PROMPT:
For the material that follows, list every line containing the word "otrzymywania".
**** EXTRACTED MATERIAL ****
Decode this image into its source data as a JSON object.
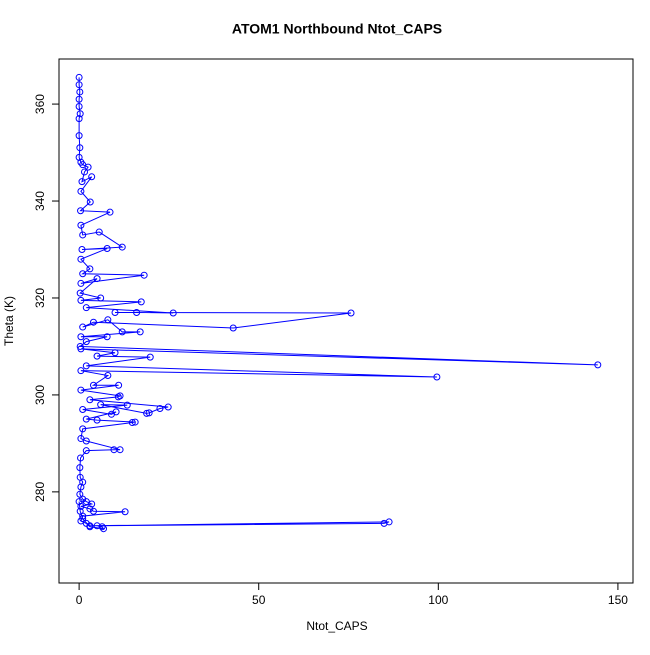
{
  "chart_data": {
    "type": "line",
    "title": "ATOM1 Northbound Ntot_CAPS",
    "x_label": "Ntot_CAPS",
    "y_label": "Theta (K)",
    "color": "#0000ff",
    "markers": true,
    "xlim": [
      -5.6,
      154.2
    ],
    "ylim": [
      261.2,
      369.3
    ],
    "xticks": [
      0,
      50,
      100,
      150
    ],
    "yticks": [
      280,
      300,
      320,
      340,
      360
    ],
    "x": [
      0,
      0,
      0.2,
      0,
      0,
      0.3,
      0,
      0,
      0.2,
      0,
      0.5,
      1,
      2.5,
      1.5,
      0.8,
      3.5,
      0.5,
      3.1,
      0.4,
      8.6,
      0.5,
      1,
      5.6,
      12,
      0.8,
      7.8,
      0.5,
      3,
      1,
      18.1,
      0.5,
      5,
      0.3,
      6,
      0.5,
      17.3,
      2,
      26.2,
      16,
      10,
      75.7,
      42.9,
      4,
      1,
      8,
      12,
      17,
      0.5,
      7.8,
      2,
      0.3,
      144.4,
      0.5,
      10,
      5,
      19.8,
      2,
      99.6,
      0.5,
      8,
      4,
      11,
      0.5,
      11.4,
      10.9,
      3,
      24.8,
      22.5,
      19.5,
      18.8,
      6,
      13.4,
      1,
      9,
      10.3,
      2,
      5,
      15.6,
      14.8,
      1,
      0.5,
      2,
      11.4,
      9.7,
      2,
      0.4,
      0.2,
      0.3,
      1,
      0.5,
      0.2,
      1,
      2,
      3.5,
      0.5,
      3,
      4,
      12.8,
      1,
      0.5,
      2,
      3,
      86.3,
      84.9,
      5,
      6.4,
      6.8,
      3,
      1,
      0.3,
      0
    ],
    "values": [
      365.5,
      364,
      362.5,
      361,
      359.5,
      358,
      357,
      353.5,
      351,
      349,
      348,
      347.5,
      347,
      346,
      344,
      345,
      342,
      339.8,
      338,
      337.7,
      335,
      333,
      333.6,
      330.5,
      330,
      330.2,
      328,
      326,
      325,
      324.7,
      323,
      324,
      321,
      320,
      319.5,
      319.2,
      318,
      316.9,
      317,
      317,
      316.9,
      313.8,
      315,
      314,
      315.5,
      313,
      313,
      312,
      312,
      311,
      310,
      306.2,
      309.5,
      308.7,
      308,
      307.8,
      306,
      303.7,
      305,
      304,
      302,
      302,
      301,
      299.8,
      299.6,
      299,
      297.5,
      297.2,
      296.3,
      296.2,
      298,
      297.9,
      297,
      296,
      296.5,
      295,
      294.8,
      294.4,
      294.3,
      293,
      291,
      290.5,
      288.7,
      288.7,
      288.5,
      287,
      285,
      283,
      282,
      281,
      279.5,
      278.5,
      278,
      277.5,
      277,
      276.5,
      276,
      275.9,
      275,
      274,
      273.5,
      273,
      273.8,
      273.5,
      273,
      272.8,
      272.4,
      272.8,
      274.5,
      276,
      278
    ]
  }
}
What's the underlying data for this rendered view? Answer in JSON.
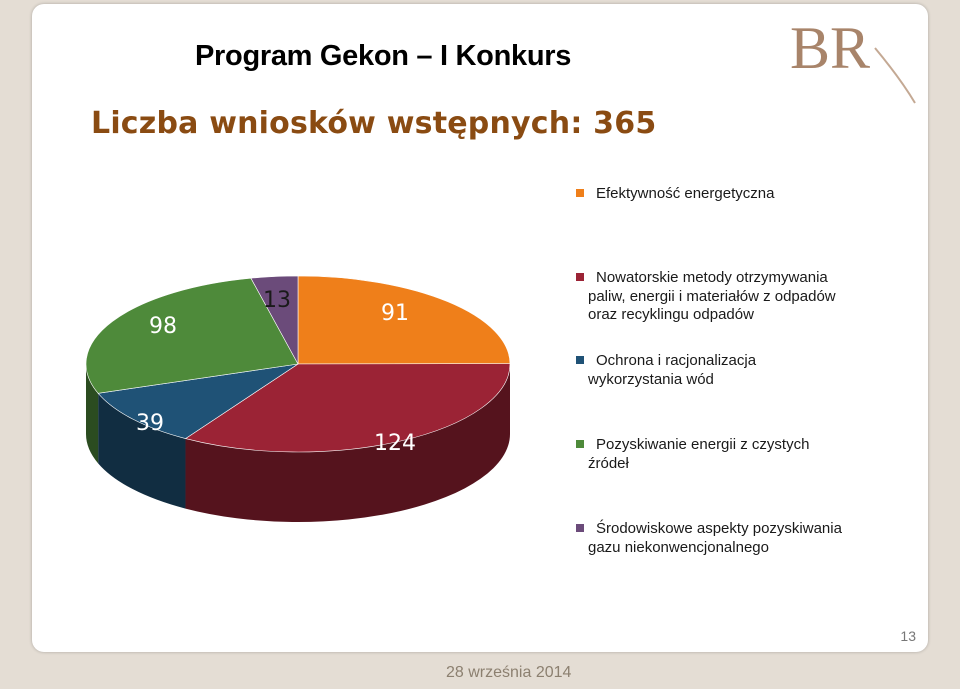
{
  "slide": {
    "title": "Program Gekon – I Konkurs",
    "subtitle": "Liczba wniosków wstępnych: 365",
    "page_number": "13",
    "date": "28 września 2014",
    "logo": "BR"
  },
  "chart_data": {
    "type": "pie",
    "three_d": true,
    "total": 365,
    "categories": [
      "Efektywność energetyczna",
      "Nowatorskie metody otrzymywania paliw, energii i materiałów z odpadów oraz recyklingu odpadów",
      "Ochrona i racjonalizacja wykorzystania wód",
      "Pozyskiwanie energii z czystych źródeł",
      "Środowiskowe aspekty pozyskiwania gazu niekonwencjonalnego"
    ],
    "values": [
      91,
      124,
      39,
      98,
      13
    ],
    "data_labels": [
      "91",
      "124",
      "39",
      "98",
      "13"
    ],
    "colors": [
      "#ef7f1a",
      "#9b2335",
      "#1f5276",
      "#4e8a3a",
      "#6b4b7a"
    ],
    "legend_position": "right"
  },
  "legend": {
    "items": [
      {
        "line1": "Efektywność energetyczna",
        "line2": "",
        "color": "#ef7f1a"
      },
      {
        "line1": "Nowatorskie metody otrzymywania",
        "line2": "paliw, energii i materiałów z odpadów",
        "line3": "oraz recyklingu odpadów",
        "color": "#9b2335"
      },
      {
        "line1": "Ochrona i racjonalizacja",
        "line2": "wykorzystania wód",
        "color": "#1f5276"
      },
      {
        "line1": "Pozyskiwanie energii z czystych",
        "line2": "źródeł",
        "color": "#4e8a3a"
      },
      {
        "line1": "Środowiskowe aspekty pozyskiwania",
        "line2": "gazu niekonwencjonalnego",
        "color": "#6b4b7a"
      }
    ]
  }
}
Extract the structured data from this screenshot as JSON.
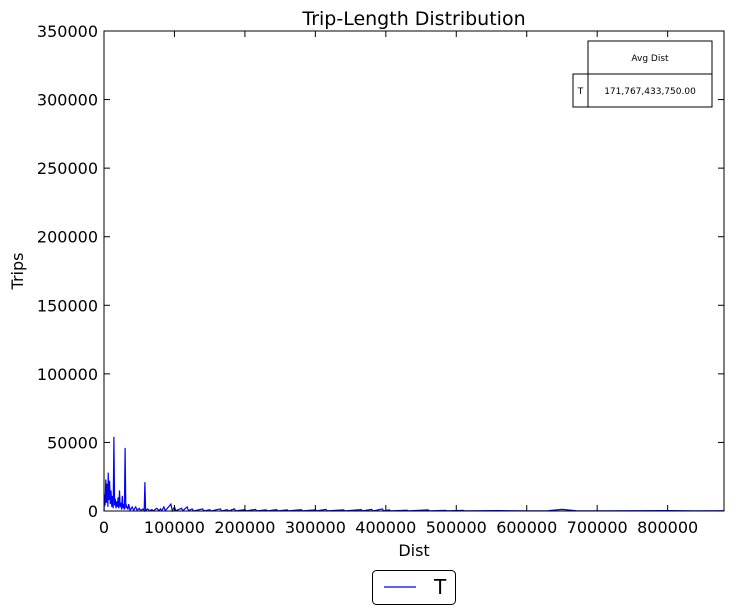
{
  "chart_data": {
    "type": "line",
    "title": "Trip-Length Distribution",
    "xlabel": "Dist",
    "ylabel": "Trips",
    "xlim": [
      0,
      880000
    ],
    "ylim": [
      0,
      350000
    ],
    "xticks": [
      0,
      100000,
      200000,
      300000,
      400000,
      500000,
      600000,
      700000,
      800000
    ],
    "yticks": [
      0,
      50000,
      100000,
      150000,
      200000,
      250000,
      300000,
      350000
    ],
    "grid": false,
    "legend_position": "bottom-center",
    "series": [
      {
        "name": "T",
        "color": "#0000ff",
        "points": [
          [
            0,
            0
          ],
          [
            1000,
            12000
          ],
          [
            1500,
            4000
          ],
          [
            2500,
            23000
          ],
          [
            3500,
            6000
          ],
          [
            4500,
            20000
          ],
          [
            5500,
            3000
          ],
          [
            6000,
            28000
          ],
          [
            7000,
            8000
          ],
          [
            8000,
            22000
          ],
          [
            9000,
            5000
          ],
          [
            10000,
            15000
          ],
          [
            11000,
            3000
          ],
          [
            12000,
            11000
          ],
          [
            13000,
            2000
          ],
          [
            14000,
            54000
          ],
          [
            15000,
            4000
          ],
          [
            16000,
            9000
          ],
          [
            17000,
            2000
          ],
          [
            18000,
            7000
          ],
          [
            19000,
            3000
          ],
          [
            20000,
            10000
          ],
          [
            21000,
            2000
          ],
          [
            22000,
            15000
          ],
          [
            23000,
            3000
          ],
          [
            24000,
            6000
          ],
          [
            25000,
            1000
          ],
          [
            26000,
            11000
          ],
          [
            27000,
            2000
          ],
          [
            28000,
            5000
          ],
          [
            29000,
            1000
          ],
          [
            30000,
            46000
          ],
          [
            31000,
            2000
          ],
          [
            32000,
            4000
          ],
          [
            34000,
            1000
          ],
          [
            35000,
            5000
          ],
          [
            37000,
            500
          ],
          [
            40000,
            3000
          ],
          [
            42000,
            500
          ],
          [
            45000,
            3000
          ],
          [
            47000,
            500
          ],
          [
            50000,
            2000
          ],
          [
            52000,
            300
          ],
          [
            55000,
            1500
          ],
          [
            57000,
            300
          ],
          [
            58000,
            21000
          ],
          [
            59000,
            300
          ],
          [
            62000,
            1500
          ],
          [
            65000,
            200
          ],
          [
            68000,
            1000
          ],
          [
            70000,
            200
          ],
          [
            75000,
            2000
          ],
          [
            78000,
            200
          ],
          [
            80000,
            1500
          ],
          [
            82000,
            200
          ],
          [
            85000,
            3000
          ],
          [
            87000,
            200
          ],
          [
            95000,
            5000
          ],
          [
            97000,
            200
          ],
          [
            100000,
            3000
          ],
          [
            102000,
            200
          ],
          [
            110000,
            2000
          ],
          [
            112000,
            200
          ],
          [
            118000,
            3000
          ],
          [
            120000,
            200
          ],
          [
            125000,
            1500
          ],
          [
            127000,
            100
          ],
          [
            140000,
            1500
          ],
          [
            142000,
            100
          ],
          [
            150000,
            1000
          ],
          [
            152000,
            100
          ],
          [
            165000,
            1500
          ],
          [
            167000,
            100
          ],
          [
            175000,
            1000
          ],
          [
            177000,
            100
          ],
          [
            185000,
            1500
          ],
          [
            187000,
            100
          ],
          [
            200000,
            1000
          ],
          [
            202000,
            100
          ],
          [
            215000,
            1200
          ],
          [
            217000,
            100
          ],
          [
            230000,
            800
          ],
          [
            232000,
            100
          ],
          [
            245000,
            1000
          ],
          [
            247000,
            100
          ],
          [
            260000,
            800
          ],
          [
            262000,
            100
          ],
          [
            280000,
            1000
          ],
          [
            282000,
            100
          ],
          [
            300000,
            800
          ],
          [
            302000,
            100
          ],
          [
            315000,
            1200
          ],
          [
            317000,
            100
          ],
          [
            340000,
            800
          ],
          [
            342000,
            100
          ],
          [
            365000,
            1000
          ],
          [
            367000,
            100
          ],
          [
            380000,
            1200
          ],
          [
            382000,
            100
          ],
          [
            395000,
            1500
          ],
          [
            397000,
            100
          ],
          [
            405000,
            800
          ],
          [
            407000,
            100
          ],
          [
            430000,
            600
          ],
          [
            432000,
            100
          ],
          [
            460000,
            800
          ],
          [
            462000,
            100
          ],
          [
            485000,
            500
          ],
          [
            487000,
            100
          ],
          [
            510000,
            500
          ],
          [
            512000,
            100
          ],
          [
            560000,
            300
          ],
          [
            600000,
            100
          ],
          [
            630000,
            200
          ],
          [
            650000,
            1200
          ],
          [
            670000,
            200
          ],
          [
            700000,
            100
          ],
          [
            760000,
            200
          ],
          [
            800000,
            300
          ],
          [
            840000,
            100
          ],
          [
            880000,
            200
          ]
        ]
      }
    ],
    "table": {
      "col_header": "Avg Dist",
      "row_header": "T",
      "value": "171,767,433,750.00"
    }
  }
}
****
EXERCISE OUTPUT:
      "Nowatorskie metody otrzymywania paliw, energii i materiałów z odpadów oraz recyklingu odpadów",
        "line1": "Nowatorskie metody otrzymywania",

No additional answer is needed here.